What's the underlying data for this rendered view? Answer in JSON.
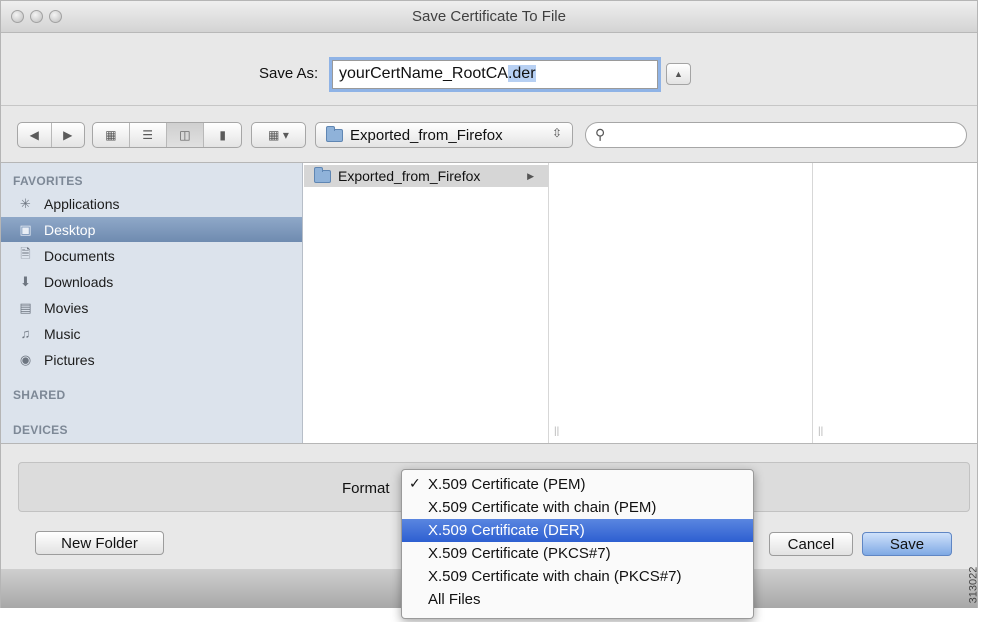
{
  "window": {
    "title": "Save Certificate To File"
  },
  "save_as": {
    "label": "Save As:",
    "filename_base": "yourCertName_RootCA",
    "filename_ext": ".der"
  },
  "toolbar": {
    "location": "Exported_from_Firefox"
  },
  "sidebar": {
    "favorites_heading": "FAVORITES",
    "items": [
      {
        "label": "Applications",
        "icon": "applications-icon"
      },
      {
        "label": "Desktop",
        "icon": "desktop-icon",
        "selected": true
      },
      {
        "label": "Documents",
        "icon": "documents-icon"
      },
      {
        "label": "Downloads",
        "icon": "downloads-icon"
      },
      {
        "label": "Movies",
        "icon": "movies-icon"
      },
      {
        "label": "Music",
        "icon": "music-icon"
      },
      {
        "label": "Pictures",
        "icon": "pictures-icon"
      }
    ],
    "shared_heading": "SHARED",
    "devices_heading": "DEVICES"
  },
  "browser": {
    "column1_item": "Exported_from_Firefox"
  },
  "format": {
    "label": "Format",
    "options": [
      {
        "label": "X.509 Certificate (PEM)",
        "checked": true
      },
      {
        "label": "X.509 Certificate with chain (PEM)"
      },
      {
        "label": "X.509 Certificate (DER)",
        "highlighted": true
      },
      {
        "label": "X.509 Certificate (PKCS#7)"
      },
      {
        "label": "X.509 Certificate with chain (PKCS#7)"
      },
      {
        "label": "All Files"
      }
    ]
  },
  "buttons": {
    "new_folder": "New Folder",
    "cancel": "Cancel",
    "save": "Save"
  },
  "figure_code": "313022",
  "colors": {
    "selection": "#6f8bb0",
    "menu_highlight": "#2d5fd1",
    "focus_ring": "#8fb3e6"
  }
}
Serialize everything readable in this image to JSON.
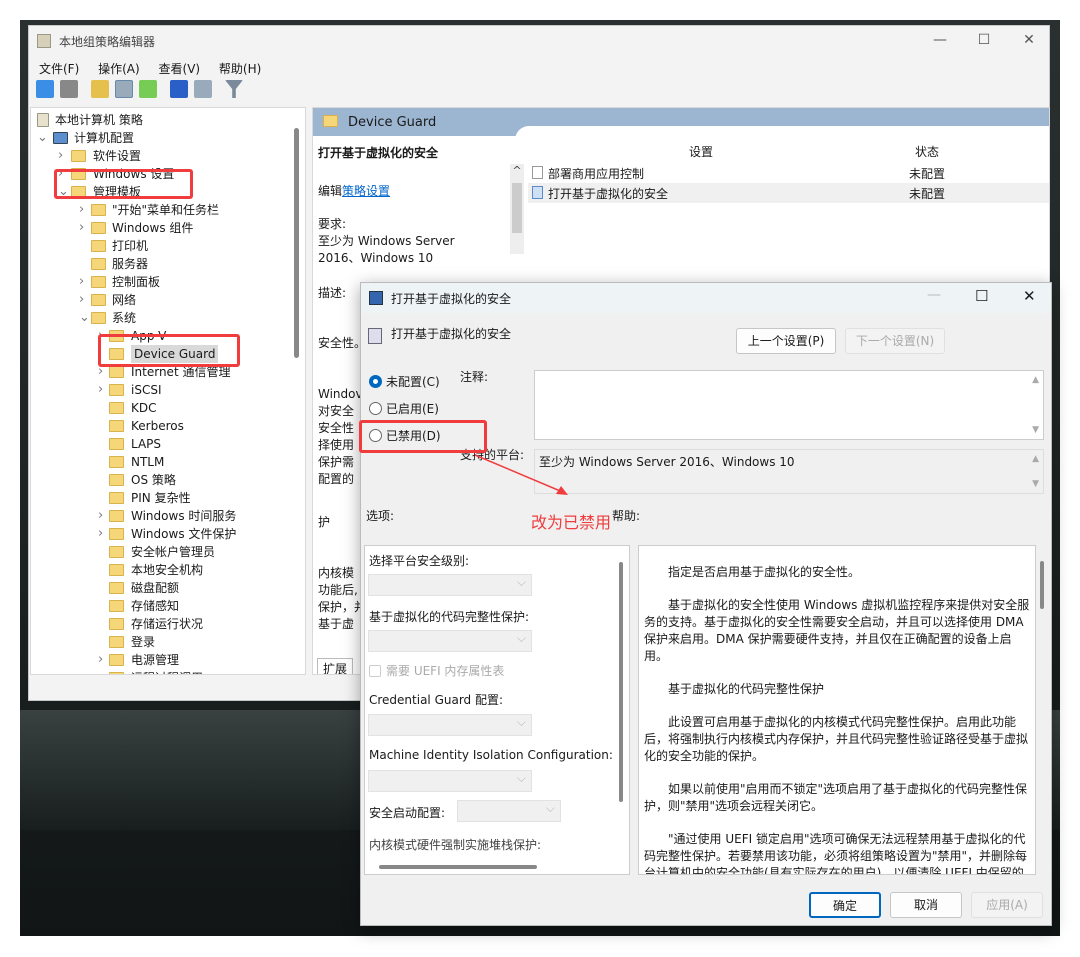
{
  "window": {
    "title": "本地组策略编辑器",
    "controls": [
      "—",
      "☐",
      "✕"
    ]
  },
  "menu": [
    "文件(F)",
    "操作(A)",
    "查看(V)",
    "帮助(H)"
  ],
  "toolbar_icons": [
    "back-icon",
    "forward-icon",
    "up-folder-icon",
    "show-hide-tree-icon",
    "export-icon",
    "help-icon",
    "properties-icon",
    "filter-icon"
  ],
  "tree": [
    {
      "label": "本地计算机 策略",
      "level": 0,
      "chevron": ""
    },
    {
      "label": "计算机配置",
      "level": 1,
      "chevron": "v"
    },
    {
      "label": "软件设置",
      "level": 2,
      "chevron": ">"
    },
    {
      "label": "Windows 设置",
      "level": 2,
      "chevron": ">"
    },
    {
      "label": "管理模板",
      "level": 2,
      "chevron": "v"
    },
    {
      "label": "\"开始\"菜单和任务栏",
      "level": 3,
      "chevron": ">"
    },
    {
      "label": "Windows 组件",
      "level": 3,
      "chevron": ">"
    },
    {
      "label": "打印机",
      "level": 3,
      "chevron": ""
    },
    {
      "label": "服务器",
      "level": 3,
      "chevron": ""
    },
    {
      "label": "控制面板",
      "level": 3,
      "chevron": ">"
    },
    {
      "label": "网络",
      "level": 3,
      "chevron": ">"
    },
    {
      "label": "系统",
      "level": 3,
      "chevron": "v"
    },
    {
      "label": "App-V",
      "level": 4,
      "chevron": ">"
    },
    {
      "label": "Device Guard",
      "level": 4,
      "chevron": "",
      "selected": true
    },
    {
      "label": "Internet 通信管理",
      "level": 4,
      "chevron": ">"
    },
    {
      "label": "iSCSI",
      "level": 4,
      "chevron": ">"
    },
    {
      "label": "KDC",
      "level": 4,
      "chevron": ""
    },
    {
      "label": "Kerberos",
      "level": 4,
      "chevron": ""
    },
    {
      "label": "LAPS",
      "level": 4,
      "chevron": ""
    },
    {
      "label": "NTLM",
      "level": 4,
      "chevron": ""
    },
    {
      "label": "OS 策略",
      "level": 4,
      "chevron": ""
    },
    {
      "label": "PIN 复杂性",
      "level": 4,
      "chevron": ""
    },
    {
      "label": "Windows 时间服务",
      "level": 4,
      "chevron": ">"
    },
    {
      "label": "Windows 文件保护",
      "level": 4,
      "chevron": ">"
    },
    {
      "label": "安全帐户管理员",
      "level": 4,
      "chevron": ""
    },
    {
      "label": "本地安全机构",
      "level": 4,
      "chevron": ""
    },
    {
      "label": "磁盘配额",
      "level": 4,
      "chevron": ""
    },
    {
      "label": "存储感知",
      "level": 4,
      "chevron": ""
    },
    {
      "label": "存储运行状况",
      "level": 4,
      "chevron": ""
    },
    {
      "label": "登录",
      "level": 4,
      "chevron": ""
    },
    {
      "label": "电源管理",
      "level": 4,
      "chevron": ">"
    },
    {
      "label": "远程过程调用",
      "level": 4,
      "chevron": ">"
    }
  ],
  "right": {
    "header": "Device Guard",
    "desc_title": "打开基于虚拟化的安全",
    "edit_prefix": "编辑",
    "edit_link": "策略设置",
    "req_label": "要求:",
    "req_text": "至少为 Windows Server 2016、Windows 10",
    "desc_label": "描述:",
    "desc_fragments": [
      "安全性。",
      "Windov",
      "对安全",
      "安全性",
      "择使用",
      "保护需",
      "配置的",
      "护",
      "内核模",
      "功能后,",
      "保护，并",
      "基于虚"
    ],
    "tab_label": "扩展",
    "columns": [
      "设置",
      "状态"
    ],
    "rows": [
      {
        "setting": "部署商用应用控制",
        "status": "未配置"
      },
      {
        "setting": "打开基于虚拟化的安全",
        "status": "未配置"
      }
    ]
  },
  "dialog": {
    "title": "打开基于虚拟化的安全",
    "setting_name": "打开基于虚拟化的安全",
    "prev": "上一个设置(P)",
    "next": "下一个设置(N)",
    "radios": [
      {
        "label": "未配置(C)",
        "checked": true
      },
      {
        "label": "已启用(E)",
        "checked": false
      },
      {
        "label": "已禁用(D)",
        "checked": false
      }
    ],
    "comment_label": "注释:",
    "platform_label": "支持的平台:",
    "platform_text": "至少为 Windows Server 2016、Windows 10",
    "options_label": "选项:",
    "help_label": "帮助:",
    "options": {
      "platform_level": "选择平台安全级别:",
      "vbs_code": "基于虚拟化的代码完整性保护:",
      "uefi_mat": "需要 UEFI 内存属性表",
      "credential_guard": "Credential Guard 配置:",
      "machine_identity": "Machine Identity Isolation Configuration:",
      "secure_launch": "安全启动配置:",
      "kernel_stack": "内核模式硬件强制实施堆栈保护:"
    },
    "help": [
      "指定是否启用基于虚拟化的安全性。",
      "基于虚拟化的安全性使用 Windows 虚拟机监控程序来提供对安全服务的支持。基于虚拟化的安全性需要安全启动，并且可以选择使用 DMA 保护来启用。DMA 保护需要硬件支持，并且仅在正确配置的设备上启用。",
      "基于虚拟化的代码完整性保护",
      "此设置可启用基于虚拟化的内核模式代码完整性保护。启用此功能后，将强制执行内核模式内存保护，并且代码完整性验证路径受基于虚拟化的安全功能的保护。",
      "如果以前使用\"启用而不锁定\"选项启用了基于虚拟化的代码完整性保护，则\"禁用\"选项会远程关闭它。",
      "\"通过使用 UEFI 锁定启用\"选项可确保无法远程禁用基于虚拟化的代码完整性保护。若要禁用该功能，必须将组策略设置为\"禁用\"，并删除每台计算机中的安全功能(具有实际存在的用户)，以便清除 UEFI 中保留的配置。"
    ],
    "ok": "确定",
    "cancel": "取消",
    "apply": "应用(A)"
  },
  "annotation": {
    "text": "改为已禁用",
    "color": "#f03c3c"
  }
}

■ ■ ■ ■ ■

_GOAL_
Which lines above hold the word "UEFI"? Copy each of them.

_WRITTEN RESPONSE_
      "uefi_mat": "需要 UEFI 内存属性表",
      "\"通过使用 UEFI 锁定启用\"选项可确保无法远程禁用基于虚拟化的代码完整性保护。若要禁用该功能，必须将组策略设置为\"禁用\"，并删除每台计算机中的安全功能(具有实际存在的用户)，以便清除 UEFI 中保留的配置。"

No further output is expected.